| WRITTEN EXERCISE |
Please revise the listing below, replacing "menu-item" with "menu-entry" throughout and keeping everything else unchanged. Leave the pictures out of your answer.

Stored items

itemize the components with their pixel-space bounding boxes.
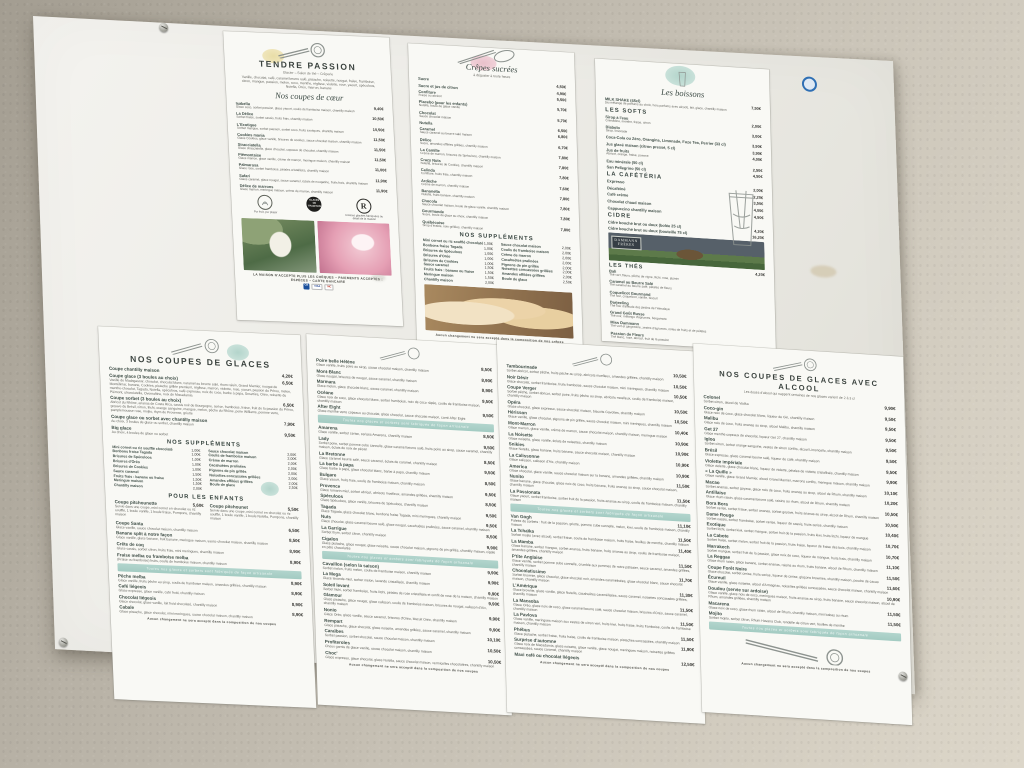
badge-artisan-r: R Crèmes glacées fabriquées au détail de… — [341, 197, 386, 221]
dammann-freres-logo: DAMMANNFRÈRES — [611, 236, 641, 251]
panel-coupes-alcool: NOS COUPES DE GLACES AVEC ALCOOL Les dos… — [693, 344, 912, 726]
alcool-list: Colonel9,90€Sorbet citron, alcool de Vod… — [703, 394, 901, 632]
photo-sundae-garden — [241, 218, 316, 273]
supplements-columns: Mini cornet ou riz soufflé chocolaté1,00… — [423, 238, 572, 290]
softs-list: Sirop à l'eau2,00€Grenadine, menthe, fra… — [605, 114, 762, 179]
coeur-item-list: Isabella9,40€Glace coco, sorbet passion,… — [236, 101, 388, 197]
panel-tendre-passion: TENDRE PASSION Glacier – Salon de thé – … — [223, 31, 403, 326]
panel-coupes-2: Poire belle Hélène8,50€Glace vanille, fr… — [306, 334, 512, 715]
screw-top-left — [159, 23, 168, 32]
whisk-icon — [454, 44, 519, 73]
screw-bottom-right — [898, 671, 907, 680]
quality-badges: Pur fruit, pur plaisir GLACES DE TRADITI… — [240, 193, 389, 221]
menu-item: Coupe pitchounette5,60€Servie dans une c… — [115, 499, 205, 520]
menu-board: TENDRE PASSION Glacier – Salon de thé – … — [33, 16, 915, 694]
photo-crepes — [424, 284, 573, 339]
wall-photo: { "shared": { "note_coupes": "Aucun chan… — [0, 0, 1024, 768]
panel-coupes-glaces: NOS COUPES DE GLACES Coupe chantilly mai… — [98, 326, 316, 708]
menu-item: Coupe pitchounet5,50€Servie dans une cou… — [210, 503, 300, 524]
panel-boissons: Les boissons MILK SHAKE (45cl) 7,50€ (au… — [595, 59, 776, 352]
tea-list: BaliThé vert, fleurs, pêche de vigne, li… — [609, 268, 768, 351]
visa-icon: VISA — [312, 284, 323, 290]
mastercard-icon: MC — [325, 284, 334, 290]
coupes-list-2: Poire belle Hélène8,50€Glace vanille, fr… — [316, 358, 501, 669]
supplement-column-left: Mini cornet ou riz soufflé chocolaté1,00… — [423, 238, 494, 286]
tall-glass-drawing — [724, 187, 760, 256]
crepes-item-list: Sucre4,50€Sucre et jus de citron4,90€Con… — [418, 76, 571, 236]
panel-crepes-sucrees: Crêpes sucrées à déguster à toute heure … — [408, 43, 583, 351]
supplement-column-right: Sauce chocolat maison2,00€Coulis de fram… — [501, 243, 572, 291]
coupes-list-3: Tambourinade10,50€Sorbet abricot, sorbet… — [506, 363, 694, 667]
badge-fruit: Pur fruit, pur plaisir — [243, 194, 288, 215]
stain-mark — [810, 265, 836, 278]
coupes-base-list: Coupe chantilly maison4,20€Coupe glace (… — [109, 366, 296, 442]
badge-tradition: GLACES DE TRADITION — [292, 195, 337, 212]
supplements-columns: Mini cornet ou riz soufflé chocolaté1,00… — [112, 444, 298, 496]
panel-coupes-3: Tambourinade10,50€Sorbet abricot, sorbet… — [497, 340, 705, 724]
cb-icon: CB — [303, 283, 310, 289]
supplement-column-left: Mini cornet ou riz soufflé chocolaté1,00… — [112, 444, 202, 492]
photo-pink-dessert — [317, 221, 392, 276]
supplement-column-right: Sauce chocolat maison2,00€Coulis de fram… — [208, 449, 298, 497]
classic-coupes-list: Coupe Santa6,50€Glace vanille, sauce cho… — [116, 520, 304, 622]
screw-bottom-left — [59, 637, 68, 646]
blue-round-sticker — [802, 76, 818, 92]
dessert-photos — [241, 218, 391, 276]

| CORRECT ANSWER |
itemize the components with their pixel-space bounding boxes.
badge-artisan-r: R Crèmes glacées fabriquées au détail de… — [341, 197, 386, 221]
dammann-freres-logo: DAMMANNFRÈRES — [611, 236, 641, 251]
panel-coupes-alcool: NOS COUPES DE GLACES AVEC ALCOOL Les dos… — [693, 344, 912, 726]
alcool-list: Colonel9,90€Sorbet citron, alcool de Vod… — [703, 394, 901, 632]
photo-sundae-garden — [241, 218, 316, 273]
supplements-columns: Mini cornet ou riz soufflé chocolaté1,00… — [423, 238, 572, 290]
softs-list: Sirop à l'eau2,00€Grenadine, menthe, fra… — [605, 114, 762, 179]
coeur-item-list: Isabella9,40€Glace coco, sorbet passion,… — [236, 101, 388, 197]
panel-tendre-passion: TENDRE PASSION Glacier – Salon de thé – … — [223, 31, 403, 326]
panel-coupes-2: Poire belle Hélène8,50€Glace vanille, fr… — [306, 334, 512, 715]
screw-top-left — [159, 23, 168, 32]
whisk-icon — [454, 44, 519, 73]
screw-bottom-right — [898, 671, 907, 680]
quality-badges: Pur fruit, pur plaisir GLACES DE TRADITI… — [240, 193, 389, 221]
menu-entry: Coupe pitchounette5,60€Servie dans une c… — [115, 499, 205, 520]
menu-board: TENDRE PASSION Glacier – Salon de thé – … — [33, 16, 915, 694]
photo-crepes — [424, 284, 573, 339]
wall-photo: { "shared": { "note_coupes": "Aucun chan… — [0, 0, 1024, 768]
panel-coupes-glaces: NOS COUPES DE GLACES Coupe chantilly mai… — [98, 326, 316, 708]
menu-entry: Coupe pitchounet5,50€Servie dans une cou… — [210, 503, 300, 524]
panel-boissons: Les boissons MILK SHAKE (45cl) 7,50€ (au… — [595, 59, 776, 352]
tea-list: BaliThé vert, fleurs, pêche de vigne, li… — [609, 268, 768, 351]
visa-icon: VISA — [312, 284, 323, 290]
mastercard-icon: MC — [325, 284, 334, 290]
coupes-list-2: Poire belle Hélène8,50€Glace vanille, fr… — [316, 358, 501, 669]
supplement-column-left: Mini cornet ou riz soufflé chocolaté1,00… — [423, 238, 494, 286]
tall-glass-drawing — [724, 187, 760, 256]
crepes-item-list: Sucre4,50€Sucre et jus de citron4,90€Con… — [418, 76, 571, 236]
panel-crepes-sucrees: Crêpes sucrées à déguster à toute heure … — [408, 43, 583, 351]
supplement-column-right: Sauce chocolat maison2,00€Coulis de fram… — [501, 243, 572, 291]
coupes-list-3: Tambourinade10,50€Sorbet abricot, sorbet… — [506, 363, 694, 667]
badge-fruit: Pur fruit, pur plaisir — [243, 194, 288, 215]
stain-mark — [810, 265, 836, 278]
coupes-base-list: Coupe chantilly maison4,20€Coupe glace (… — [109, 366, 296, 442]
badge-tradition: GLACES DE TRADITION — [292, 195, 337, 212]
supplements-columns: Mini cornet ou riz soufflé chocolaté1,00… — [112, 444, 298, 496]
panel-coupes-3: Tambourinade10,50€Sorbet abricot, sorbet… — [497, 340, 705, 724]
cb-icon: CB — [303, 283, 310, 289]
supplement-column-left: Mini cornet ou riz soufflé chocolaté1,00… — [112, 444, 202, 492]
photo-pink-dessert — [317, 221, 392, 276]
supplement-column-right: Sauce chocolat maison2,00€Coulis de fram… — [208, 449, 298, 497]
classic-coupes-list: Coupe Santa6,50€Glace vanille, sauce cho… — [116, 520, 304, 622]
screw-bottom-left — [59, 637, 68, 646]
blue-round-sticker — [802, 76, 818, 92]
dessert-photos — [241, 218, 391, 276]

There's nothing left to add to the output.